##### Stored data #####

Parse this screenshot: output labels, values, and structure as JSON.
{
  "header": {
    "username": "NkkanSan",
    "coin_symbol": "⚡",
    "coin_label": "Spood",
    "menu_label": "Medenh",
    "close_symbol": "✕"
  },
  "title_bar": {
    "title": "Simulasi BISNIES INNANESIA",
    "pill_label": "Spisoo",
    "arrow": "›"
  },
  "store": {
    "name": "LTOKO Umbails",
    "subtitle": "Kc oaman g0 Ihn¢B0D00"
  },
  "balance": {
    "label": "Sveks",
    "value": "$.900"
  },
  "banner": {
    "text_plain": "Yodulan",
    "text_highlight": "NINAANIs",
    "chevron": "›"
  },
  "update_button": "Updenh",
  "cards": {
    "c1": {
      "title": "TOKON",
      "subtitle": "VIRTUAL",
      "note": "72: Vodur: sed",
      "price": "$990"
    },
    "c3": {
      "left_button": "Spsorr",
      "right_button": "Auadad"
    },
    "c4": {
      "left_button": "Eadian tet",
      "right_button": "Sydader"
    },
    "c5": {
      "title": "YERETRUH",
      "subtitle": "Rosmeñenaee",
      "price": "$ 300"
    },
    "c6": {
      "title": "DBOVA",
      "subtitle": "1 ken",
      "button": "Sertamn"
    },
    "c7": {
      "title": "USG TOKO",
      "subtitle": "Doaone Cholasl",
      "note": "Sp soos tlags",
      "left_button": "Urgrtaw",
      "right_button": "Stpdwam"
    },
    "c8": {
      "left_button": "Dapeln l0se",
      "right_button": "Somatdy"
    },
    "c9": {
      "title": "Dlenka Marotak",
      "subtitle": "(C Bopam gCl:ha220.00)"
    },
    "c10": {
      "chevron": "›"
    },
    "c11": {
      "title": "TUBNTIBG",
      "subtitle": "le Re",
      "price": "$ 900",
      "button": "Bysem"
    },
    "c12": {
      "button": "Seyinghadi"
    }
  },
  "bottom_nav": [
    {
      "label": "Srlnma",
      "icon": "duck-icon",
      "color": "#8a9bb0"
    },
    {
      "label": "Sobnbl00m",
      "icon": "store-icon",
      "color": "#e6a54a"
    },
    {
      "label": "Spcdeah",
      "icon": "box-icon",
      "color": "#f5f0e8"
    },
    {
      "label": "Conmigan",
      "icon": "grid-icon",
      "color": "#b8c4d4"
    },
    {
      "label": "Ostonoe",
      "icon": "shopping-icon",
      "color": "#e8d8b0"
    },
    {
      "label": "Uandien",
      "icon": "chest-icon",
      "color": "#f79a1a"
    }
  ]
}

#####
##### Stored data #####

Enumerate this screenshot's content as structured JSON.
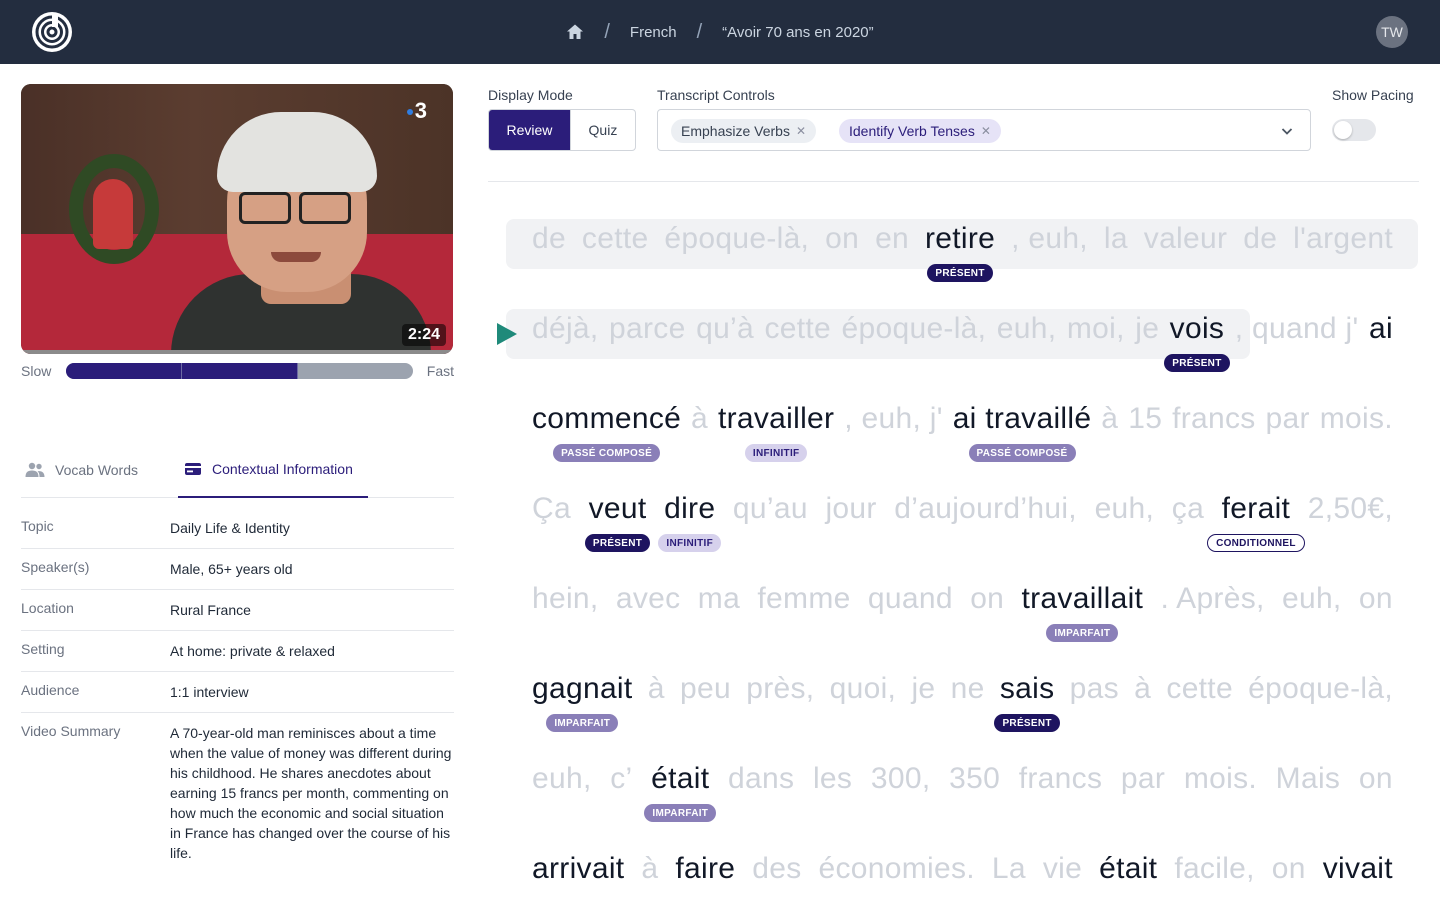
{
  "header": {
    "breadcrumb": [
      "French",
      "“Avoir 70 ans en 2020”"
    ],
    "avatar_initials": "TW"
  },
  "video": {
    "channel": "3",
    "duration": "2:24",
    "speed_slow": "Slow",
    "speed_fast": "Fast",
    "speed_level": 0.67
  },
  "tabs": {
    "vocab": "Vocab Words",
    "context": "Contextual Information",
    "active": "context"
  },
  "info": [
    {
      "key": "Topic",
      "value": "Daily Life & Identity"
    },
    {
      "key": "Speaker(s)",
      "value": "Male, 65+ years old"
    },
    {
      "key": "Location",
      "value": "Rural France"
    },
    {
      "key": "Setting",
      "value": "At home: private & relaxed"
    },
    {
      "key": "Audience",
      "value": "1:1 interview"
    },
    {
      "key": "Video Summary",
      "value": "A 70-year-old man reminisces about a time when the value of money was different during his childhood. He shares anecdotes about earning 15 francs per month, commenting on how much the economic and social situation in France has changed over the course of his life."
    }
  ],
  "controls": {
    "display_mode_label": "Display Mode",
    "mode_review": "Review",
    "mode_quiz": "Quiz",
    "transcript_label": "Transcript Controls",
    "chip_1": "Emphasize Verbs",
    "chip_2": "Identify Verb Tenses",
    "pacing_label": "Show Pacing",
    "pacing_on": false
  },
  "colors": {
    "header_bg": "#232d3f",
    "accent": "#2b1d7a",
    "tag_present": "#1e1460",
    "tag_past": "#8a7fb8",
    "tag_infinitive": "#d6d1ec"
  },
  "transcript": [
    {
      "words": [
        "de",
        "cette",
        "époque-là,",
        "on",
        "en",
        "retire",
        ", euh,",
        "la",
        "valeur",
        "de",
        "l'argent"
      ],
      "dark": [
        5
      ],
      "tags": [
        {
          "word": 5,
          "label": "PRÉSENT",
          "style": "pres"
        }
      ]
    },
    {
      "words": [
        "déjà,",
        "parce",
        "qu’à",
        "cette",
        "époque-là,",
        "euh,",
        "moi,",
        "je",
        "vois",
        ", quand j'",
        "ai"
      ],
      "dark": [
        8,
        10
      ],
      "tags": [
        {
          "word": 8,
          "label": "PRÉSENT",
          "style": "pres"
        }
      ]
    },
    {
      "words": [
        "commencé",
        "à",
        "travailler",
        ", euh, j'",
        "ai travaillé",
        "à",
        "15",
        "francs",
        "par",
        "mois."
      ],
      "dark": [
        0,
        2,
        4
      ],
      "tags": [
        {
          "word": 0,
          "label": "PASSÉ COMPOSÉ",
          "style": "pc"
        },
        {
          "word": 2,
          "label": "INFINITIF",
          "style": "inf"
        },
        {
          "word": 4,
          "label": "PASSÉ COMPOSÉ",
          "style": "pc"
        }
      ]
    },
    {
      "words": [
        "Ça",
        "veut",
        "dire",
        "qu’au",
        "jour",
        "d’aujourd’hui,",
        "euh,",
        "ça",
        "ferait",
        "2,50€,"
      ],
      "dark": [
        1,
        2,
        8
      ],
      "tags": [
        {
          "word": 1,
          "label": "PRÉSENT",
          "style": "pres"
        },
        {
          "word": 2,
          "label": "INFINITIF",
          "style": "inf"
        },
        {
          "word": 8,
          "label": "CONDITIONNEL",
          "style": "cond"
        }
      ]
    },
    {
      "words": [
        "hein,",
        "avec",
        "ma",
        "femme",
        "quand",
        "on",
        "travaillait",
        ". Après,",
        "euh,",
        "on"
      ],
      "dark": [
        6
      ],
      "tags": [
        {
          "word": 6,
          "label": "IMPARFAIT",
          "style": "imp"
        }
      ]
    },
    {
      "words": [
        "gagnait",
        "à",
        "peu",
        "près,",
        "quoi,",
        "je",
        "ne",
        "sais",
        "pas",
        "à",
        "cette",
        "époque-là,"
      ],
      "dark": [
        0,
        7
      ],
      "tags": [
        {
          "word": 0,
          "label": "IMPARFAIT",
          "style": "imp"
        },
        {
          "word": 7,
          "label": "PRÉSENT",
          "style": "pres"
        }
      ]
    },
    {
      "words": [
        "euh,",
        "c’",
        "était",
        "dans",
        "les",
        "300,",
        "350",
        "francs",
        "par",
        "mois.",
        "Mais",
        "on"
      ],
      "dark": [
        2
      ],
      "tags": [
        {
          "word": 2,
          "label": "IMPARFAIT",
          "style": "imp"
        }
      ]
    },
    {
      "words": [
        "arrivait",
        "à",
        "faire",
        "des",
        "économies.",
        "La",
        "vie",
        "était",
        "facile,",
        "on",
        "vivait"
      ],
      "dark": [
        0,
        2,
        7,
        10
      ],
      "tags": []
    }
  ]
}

#####

▶ [Description of the task] Your answer should be one number: the count of lines in the data above that include the word "screenshot".

▶ [Final answer] 2